**任务说明**
请把下面的全部材料重写一遍，将其中的“screenshot”一律替换为“image”，其他内容保持不变，答案中不要包含图片。

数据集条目

· · · · ·

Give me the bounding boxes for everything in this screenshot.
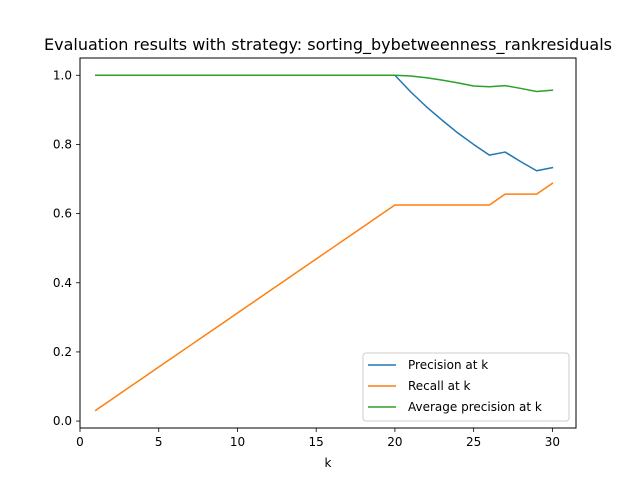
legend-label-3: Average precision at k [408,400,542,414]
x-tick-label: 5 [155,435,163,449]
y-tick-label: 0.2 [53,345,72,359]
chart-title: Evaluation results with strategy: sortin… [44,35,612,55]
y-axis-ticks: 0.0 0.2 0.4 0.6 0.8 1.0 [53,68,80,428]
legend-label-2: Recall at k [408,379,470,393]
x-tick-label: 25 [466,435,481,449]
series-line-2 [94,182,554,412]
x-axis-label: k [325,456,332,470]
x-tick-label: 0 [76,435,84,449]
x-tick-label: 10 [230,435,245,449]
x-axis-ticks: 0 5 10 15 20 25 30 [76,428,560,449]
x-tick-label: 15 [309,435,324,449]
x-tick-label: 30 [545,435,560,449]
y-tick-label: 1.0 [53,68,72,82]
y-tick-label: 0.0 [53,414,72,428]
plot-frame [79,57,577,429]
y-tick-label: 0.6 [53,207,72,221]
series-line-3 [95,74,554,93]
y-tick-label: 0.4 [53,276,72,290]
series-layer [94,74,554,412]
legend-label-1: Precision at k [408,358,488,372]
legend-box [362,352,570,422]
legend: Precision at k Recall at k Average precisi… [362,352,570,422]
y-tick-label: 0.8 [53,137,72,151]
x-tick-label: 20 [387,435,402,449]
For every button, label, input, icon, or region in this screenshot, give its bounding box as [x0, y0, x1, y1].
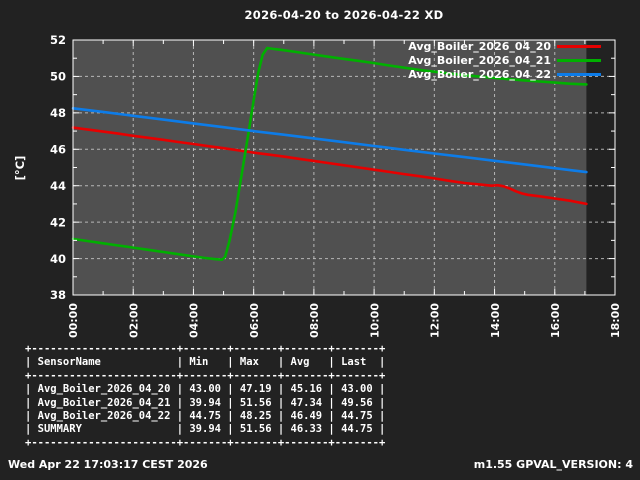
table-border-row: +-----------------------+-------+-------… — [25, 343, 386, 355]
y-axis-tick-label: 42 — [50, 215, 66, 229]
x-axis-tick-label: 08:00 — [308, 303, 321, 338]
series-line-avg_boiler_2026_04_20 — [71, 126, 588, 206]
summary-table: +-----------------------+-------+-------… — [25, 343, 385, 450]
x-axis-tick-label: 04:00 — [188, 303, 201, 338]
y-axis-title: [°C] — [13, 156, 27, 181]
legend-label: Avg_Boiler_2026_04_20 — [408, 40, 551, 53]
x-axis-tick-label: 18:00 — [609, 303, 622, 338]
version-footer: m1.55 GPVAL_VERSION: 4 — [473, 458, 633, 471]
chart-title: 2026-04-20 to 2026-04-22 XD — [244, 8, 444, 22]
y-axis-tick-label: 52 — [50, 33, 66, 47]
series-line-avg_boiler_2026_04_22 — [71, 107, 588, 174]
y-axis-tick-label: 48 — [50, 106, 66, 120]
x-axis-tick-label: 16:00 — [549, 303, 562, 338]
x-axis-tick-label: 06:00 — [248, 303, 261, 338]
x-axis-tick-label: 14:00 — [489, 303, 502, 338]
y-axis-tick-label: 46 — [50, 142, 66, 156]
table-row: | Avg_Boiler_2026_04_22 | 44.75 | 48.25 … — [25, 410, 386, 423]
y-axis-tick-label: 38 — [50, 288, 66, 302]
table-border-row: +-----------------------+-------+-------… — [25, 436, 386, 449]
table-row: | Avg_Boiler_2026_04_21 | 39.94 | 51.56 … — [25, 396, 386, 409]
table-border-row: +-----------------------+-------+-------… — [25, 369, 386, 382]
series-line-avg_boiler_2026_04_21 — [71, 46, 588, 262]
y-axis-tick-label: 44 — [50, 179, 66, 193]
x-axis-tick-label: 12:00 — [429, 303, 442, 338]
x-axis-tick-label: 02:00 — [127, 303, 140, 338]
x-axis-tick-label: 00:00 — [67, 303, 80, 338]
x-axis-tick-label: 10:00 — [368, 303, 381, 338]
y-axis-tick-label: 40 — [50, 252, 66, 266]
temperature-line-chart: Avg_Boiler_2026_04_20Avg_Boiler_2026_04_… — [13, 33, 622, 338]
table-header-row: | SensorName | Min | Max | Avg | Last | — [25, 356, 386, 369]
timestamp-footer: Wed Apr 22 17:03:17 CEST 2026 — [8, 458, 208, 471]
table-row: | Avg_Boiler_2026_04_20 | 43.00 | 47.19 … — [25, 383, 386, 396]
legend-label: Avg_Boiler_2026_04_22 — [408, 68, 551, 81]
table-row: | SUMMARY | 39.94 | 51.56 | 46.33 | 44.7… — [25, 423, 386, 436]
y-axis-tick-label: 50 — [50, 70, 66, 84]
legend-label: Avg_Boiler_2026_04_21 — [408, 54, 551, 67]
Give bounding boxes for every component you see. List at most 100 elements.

· · · · ·

**练习答案**
Give me the bounding boxes for everything in this image.
legend-label-3: Average precision at k [408,400,542,414]
x-tick-label: 5 [155,435,163,449]
y-tick-label: 0.2 [53,345,72,359]
chart-title: Evaluation results with strategy: sortin… [44,35,612,55]
y-axis-ticks: 0.0 0.2 0.4 0.6 0.8 1.0 [53,68,80,428]
legend-label-2: Recall at k [408,379,470,393]
x-tick-label: 25 [466,435,481,449]
series-line-2 [94,182,554,412]
x-axis-label: k [325,456,332,470]
x-tick-label: 0 [76,435,84,449]
x-tick-label: 10 [230,435,245,449]
x-axis-ticks: 0 5 10 15 20 25 30 [76,428,560,449]
x-tick-label: 15 [309,435,324,449]
x-tick-label: 30 [545,435,560,449]
y-tick-label: 1.0 [53,68,72,82]
y-tick-label: 0.0 [53,414,72,428]
plot-frame [79,57,577,429]
y-tick-label: 0.6 [53,207,72,221]
series-line-3 [95,74,554,93]
y-tick-label: 0.4 [53,276,72,290]
series-layer [94,74,554,412]
legend-label-1: Precision at k [408,358,488,372]
legend-box [362,352,570,422]
legend: Precision at k Recall at k Average precisi… [362,352,570,422]
y-tick-label: 0.8 [53,137,72,151]
x-tick-label: 20 [387,435,402,449]
For every button, label, input, icon, or region in this image, give its bounding box as [x0, y0, x1, y1].
table-border-row: +-----------------------+-------+-------… — [25, 343, 386, 355]
y-axis-tick-label: 42 — [50, 215, 66, 229]
x-axis-tick-label: 08:00 — [308, 303, 321, 338]
series-line-avg_boiler_2026_04_20 — [71, 126, 588, 206]
summary-table: +-----------------------+-------+-------… — [25, 343, 385, 450]
x-axis-tick-label: 04:00 — [188, 303, 201, 338]
y-axis-title: [°C] — [13, 156, 27, 181]
legend-label: Avg_Boiler_2026_04_20 — [408, 40, 551, 53]
x-axis-tick-label: 18:00 — [609, 303, 622, 338]
version-footer: m1.55 GPVAL_VERSION: 4 — [473, 458, 633, 471]
chart-title: 2026-04-20 to 2026-04-22 XD — [244, 8, 444, 22]
y-axis-tick-label: 52 — [50, 33, 66, 47]
series-line-avg_boiler_2026_04_22 — [71, 107, 588, 174]
y-axis-tick-label: 48 — [50, 106, 66, 120]
x-axis-tick-label: 16:00 — [549, 303, 562, 338]
x-axis-tick-label: 06:00 — [248, 303, 261, 338]
x-axis-tick-label: 14:00 — [489, 303, 502, 338]
y-axis-tick-label: 46 — [50, 142, 66, 156]
table-row: | Avg_Boiler_2026_04_22 | 44.75 | 48.25 … — [25, 410, 386, 423]
y-axis-tick-label: 38 — [50, 288, 66, 302]
table-border-row: +-----------------------+-------+-------… — [25, 436, 386, 449]
table-row: | Avg_Boiler_2026_04_21 | 39.94 | 51.56 … — [25, 396, 386, 409]
table-border-row: +-----------------------+-------+-------… — [25, 369, 386, 382]
series-line-avg_boiler_2026_04_21 — [71, 46, 588, 262]
y-axis-tick-label: 44 — [50, 179, 66, 193]
x-axis-tick-label: 12:00 — [429, 303, 442, 338]
x-axis-tick-label: 02:00 — [127, 303, 140, 338]
x-axis-tick-label: 00:00 — [67, 303, 80, 338]
x-axis-tick-label: 10:00 — [368, 303, 381, 338]
y-axis-tick-label: 40 — [50, 252, 66, 266]
temperature-line-chart: Avg_Boiler_2026_04_20Avg_Boiler_2026_04_… — [13, 33, 622, 338]
table-header-row: | SensorName | Min | Max | Avg | Last | — [25, 356, 386, 369]
timestamp-footer: Wed Apr 22 17:03:17 CEST 2026 — [8, 458, 208, 471]
table-row: | Avg_Boiler_2026_04_20 | 43.00 | 47.19 … — [25, 383, 386, 396]
legend-label: Avg_Boiler_2026_04_22 — [408, 68, 551, 81]
table-row: | SUMMARY | 39.94 | 51.56 | 46.33 | 44.7… — [25, 423, 386, 436]
y-axis-tick-label: 50 — [50, 70, 66, 84]
legend-label: Avg_Boiler_2026_04_21 — [408, 54, 551, 67]
Give bounding boxes for every component you see. List at most 100 elements.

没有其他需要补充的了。